WORK TASK: Look for the word "name" in the material below. Copy each line that has it.
╭──
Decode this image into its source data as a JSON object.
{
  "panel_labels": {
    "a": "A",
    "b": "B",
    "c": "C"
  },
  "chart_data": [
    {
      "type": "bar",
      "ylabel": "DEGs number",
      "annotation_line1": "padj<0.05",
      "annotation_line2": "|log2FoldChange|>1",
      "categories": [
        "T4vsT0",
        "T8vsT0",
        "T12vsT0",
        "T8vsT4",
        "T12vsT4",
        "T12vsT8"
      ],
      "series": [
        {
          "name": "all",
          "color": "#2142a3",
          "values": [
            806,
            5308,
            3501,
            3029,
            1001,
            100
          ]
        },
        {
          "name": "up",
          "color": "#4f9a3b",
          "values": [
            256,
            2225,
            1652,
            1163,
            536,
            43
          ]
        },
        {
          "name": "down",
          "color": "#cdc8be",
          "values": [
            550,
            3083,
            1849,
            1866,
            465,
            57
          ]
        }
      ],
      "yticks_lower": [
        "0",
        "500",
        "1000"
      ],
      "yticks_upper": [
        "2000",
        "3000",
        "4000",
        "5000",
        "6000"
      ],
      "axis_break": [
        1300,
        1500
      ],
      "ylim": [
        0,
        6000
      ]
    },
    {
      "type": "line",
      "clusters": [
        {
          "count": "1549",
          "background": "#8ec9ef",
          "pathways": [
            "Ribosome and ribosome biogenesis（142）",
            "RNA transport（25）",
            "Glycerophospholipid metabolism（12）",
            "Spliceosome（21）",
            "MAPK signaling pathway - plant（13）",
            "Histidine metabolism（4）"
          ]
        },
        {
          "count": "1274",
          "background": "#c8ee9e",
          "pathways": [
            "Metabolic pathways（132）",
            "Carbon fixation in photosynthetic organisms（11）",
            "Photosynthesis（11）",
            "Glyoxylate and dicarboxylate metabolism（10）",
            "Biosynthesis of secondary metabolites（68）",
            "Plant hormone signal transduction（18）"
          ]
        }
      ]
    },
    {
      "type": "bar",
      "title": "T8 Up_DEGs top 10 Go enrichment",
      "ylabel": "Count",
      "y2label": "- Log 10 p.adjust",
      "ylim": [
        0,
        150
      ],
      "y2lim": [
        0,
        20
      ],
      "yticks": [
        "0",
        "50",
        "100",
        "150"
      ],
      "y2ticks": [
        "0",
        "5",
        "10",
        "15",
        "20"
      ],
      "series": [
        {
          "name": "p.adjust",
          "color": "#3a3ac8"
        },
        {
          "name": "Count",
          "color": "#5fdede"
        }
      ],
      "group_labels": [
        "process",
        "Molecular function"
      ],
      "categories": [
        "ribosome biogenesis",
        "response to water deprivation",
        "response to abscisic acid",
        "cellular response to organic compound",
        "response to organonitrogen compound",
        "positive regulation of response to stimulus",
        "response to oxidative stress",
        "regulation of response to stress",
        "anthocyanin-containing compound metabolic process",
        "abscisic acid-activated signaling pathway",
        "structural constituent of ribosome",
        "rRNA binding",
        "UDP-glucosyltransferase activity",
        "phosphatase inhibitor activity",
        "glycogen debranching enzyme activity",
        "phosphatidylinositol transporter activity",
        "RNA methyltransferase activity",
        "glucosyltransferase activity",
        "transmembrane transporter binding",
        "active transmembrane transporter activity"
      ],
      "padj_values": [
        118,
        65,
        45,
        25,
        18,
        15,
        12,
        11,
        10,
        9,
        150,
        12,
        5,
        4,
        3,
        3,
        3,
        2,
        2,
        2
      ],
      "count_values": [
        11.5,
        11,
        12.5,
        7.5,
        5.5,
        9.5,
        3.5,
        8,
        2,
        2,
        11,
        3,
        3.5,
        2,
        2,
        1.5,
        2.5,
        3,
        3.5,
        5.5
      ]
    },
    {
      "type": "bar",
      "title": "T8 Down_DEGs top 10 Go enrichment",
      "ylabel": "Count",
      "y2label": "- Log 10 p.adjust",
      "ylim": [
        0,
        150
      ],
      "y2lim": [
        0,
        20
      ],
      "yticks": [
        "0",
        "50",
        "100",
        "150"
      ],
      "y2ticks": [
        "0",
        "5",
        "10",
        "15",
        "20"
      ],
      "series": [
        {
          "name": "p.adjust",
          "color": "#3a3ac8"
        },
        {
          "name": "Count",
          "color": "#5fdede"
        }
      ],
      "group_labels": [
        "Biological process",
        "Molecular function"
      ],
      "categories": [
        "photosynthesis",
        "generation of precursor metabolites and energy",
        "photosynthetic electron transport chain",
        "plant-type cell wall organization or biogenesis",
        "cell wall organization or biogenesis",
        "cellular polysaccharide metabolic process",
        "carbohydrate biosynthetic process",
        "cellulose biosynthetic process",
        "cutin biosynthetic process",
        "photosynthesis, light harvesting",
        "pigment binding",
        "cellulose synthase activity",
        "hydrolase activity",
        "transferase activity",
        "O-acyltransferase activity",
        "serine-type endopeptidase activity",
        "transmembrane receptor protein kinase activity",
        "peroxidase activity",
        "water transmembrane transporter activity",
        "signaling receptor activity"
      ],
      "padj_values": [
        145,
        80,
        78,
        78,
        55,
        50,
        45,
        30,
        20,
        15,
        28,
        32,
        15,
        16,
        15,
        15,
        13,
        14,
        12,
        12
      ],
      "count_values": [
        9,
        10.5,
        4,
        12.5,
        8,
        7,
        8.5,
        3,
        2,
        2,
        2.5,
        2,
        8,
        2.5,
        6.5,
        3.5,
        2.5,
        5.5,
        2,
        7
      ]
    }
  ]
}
╰──
YOUR SOLUTION:
          "name": "all",
          "name": "up",
          "name": "down",
          "name": "p.adjust",
          "name": "Count",
          "name": "p.adjust",
          "name": "Count",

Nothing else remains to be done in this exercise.